## begin MATERIAL SHOWN

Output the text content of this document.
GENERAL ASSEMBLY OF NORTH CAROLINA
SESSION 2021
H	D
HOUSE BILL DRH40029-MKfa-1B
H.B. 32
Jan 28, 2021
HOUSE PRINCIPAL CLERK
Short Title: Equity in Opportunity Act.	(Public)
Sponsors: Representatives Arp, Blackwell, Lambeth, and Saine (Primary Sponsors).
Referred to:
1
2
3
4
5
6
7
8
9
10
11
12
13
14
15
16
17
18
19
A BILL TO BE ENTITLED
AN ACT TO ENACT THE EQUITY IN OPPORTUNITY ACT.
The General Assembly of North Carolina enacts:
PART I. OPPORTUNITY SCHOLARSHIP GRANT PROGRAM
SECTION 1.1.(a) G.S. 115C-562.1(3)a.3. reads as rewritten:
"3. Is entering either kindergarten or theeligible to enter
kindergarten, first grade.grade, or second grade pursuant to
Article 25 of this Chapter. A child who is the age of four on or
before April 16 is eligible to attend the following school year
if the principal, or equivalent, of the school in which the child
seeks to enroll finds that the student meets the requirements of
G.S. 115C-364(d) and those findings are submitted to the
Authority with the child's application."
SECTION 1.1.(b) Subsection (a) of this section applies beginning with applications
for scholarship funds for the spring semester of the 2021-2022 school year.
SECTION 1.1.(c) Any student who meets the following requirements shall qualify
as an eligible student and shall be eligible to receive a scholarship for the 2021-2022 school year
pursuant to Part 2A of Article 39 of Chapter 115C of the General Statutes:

## end MATERIAL SHOWN

EXERCISE DETAILS — Recopy the entries above in their entirety, exactly.

RESPONSE BELOW —
Output the text content of this document.
GENERAL ASSEMBLY OF NORTH CAROLINA
SESSION 2021
H	D
HOUSE BILL DRH40029-MKfa-1B
H.B. 32
Jan 28, 2021
HOUSE PRINCIPAL CLERK
Short Title: Equity in Opportunity Act.	(Public)
Sponsors: Representatives Arp, Blackwell, Lambeth, and Saine (Primary Sponsors).
Referred to:
1
2
3
4
5
6
7
8
9
10
11
12
13
14
15
16
17
18
19
A BILL TO BE ENTITLED
AN ACT TO ENACT THE EQUITY IN OPPORTUNITY ACT.
The General Assembly of North Carolina enacts:
PART I. OPPORTUNITY SCHOLARSHIP GRANT PROGRAM
SECTION 1.1.(a) G.S. 115C-562.1(3)a.3. reads as rewritten:
"3. Is entering either kindergarten or theeligible to enter
kindergarten, first grade.grade, or second grade pursuant to
Article 25 of this Chapter. A child who is the age of four on or
before April 16 is eligible to attend the following school year
if the principal, or equivalent, of the school in which the child
seeks to enroll finds that the student meets the requirements of
G.S. 115C-364(d) and those findings are submitted to the
Authority with the child's application."
SECTION 1.1.(b) Subsection (a) of this section applies beginning with applications
for scholarship funds for the spring semester of the 2021-2022 school year.
SECTION 1.1.(c) Any student who meets the following requirements shall qualify
as an eligible student and shall be eligible to receive a scholarship for the 2021-2022 school year
pursuant to Part 2A of Article 39 of Chapter 115C of the General Statutes:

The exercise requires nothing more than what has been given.